**Problem to work on:** Pick out the lines below with "content" and list them.

**Stored data entries:**
=-=-=-=-=

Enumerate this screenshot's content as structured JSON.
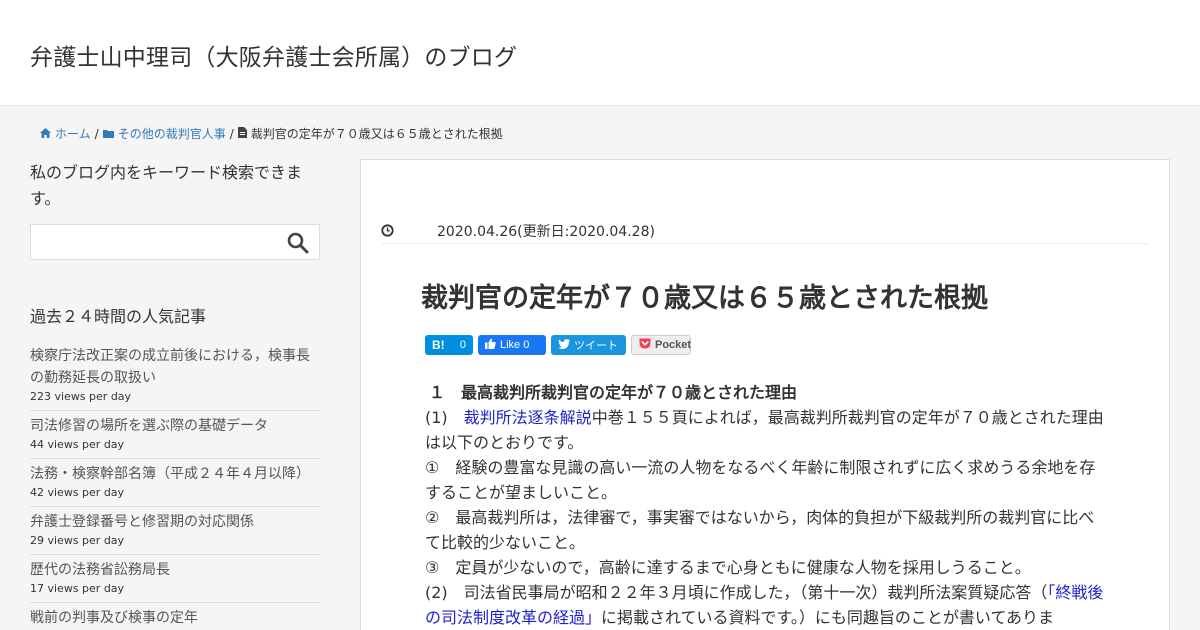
{
  "header": {
    "site_title": "弁護士山中理司（大阪弁護士会所属）のブログ"
  },
  "breadcrumb": {
    "home": "ホーム",
    "category": "その他の裁判官人事",
    "current": "裁判官の定年が７０歳又は６５歳とされた根拠"
  },
  "sidebar": {
    "search_heading": "私のブログ内をキーワード検索できます。",
    "search_placeholder": "",
    "popular_heading": "過去２４時間の人気記事",
    "popular": [
      {
        "title": "検察庁法改正案の成立前後における，検事長の勤務延長の取扱い",
        "views": "223 views per day"
      },
      {
        "title": "司法修習の場所を選ぶ際の基礎データ",
        "views": "44 views per day"
      },
      {
        "title": "法務・検察幹部名簿（平成２４年４月以降）",
        "views": "42 views per day"
      },
      {
        "title": "弁護士登録番号と修習期の対応関係",
        "views": "29 views per day"
      },
      {
        "title": "歴代の法務省訟務局長",
        "views": "17 views per day"
      },
      {
        "title": "戦前の判事及び検事の定年",
        "views": ""
      }
    ]
  },
  "post": {
    "date": "2020.04.26(更新日:2020.04.28)",
    "title": "裁判官の定年が７０歳又は６５歳とされた根拠",
    "share": {
      "hatena_label": "B!",
      "hatena_count": "0",
      "facebook": "Like 0",
      "twitter": "ツイート",
      "pocket": "Pocket"
    },
    "content": {
      "h1": "１　最高裁判所裁判官の定年が７０歳とされた理由",
      "p1_prefix": "(1)　",
      "p1_link": "裁判所法逐条解説",
      "p1_rest": "中巻１５５頁によれば，最高裁判所裁判官の定年が７０歳とされた理由は以下のとおりです。",
      "p2": "①　経験の豊富な見識の高い一流の人物をなるべく年齢に制限されずに広く求めうる余地を存することが望ましいこと。",
      "p3": "②　最高裁判所は，法律審で，事実審ではないから，肉体的負担が下級裁判所の裁判官に比べて比較的少ないこと。",
      "p4": "③　定員が少ないので，高齢に達するまで心身ともに健康な人物を採用しうること。",
      "p5_prefix": "(2)　司法省民事局が昭和２２年３月頃に作成した，（第十一次）裁判所法案質疑応答（",
      "p5_link": "「終戦後の司法制度改革の経過」",
      "p5_rest": "に掲載されている資料です。）にも同趣旨のことが書いてありま"
    }
  }
}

=-=-=-=-=

**Solution for this task:**
Enumerate this screenshot's content as structured JSON.
    "content": {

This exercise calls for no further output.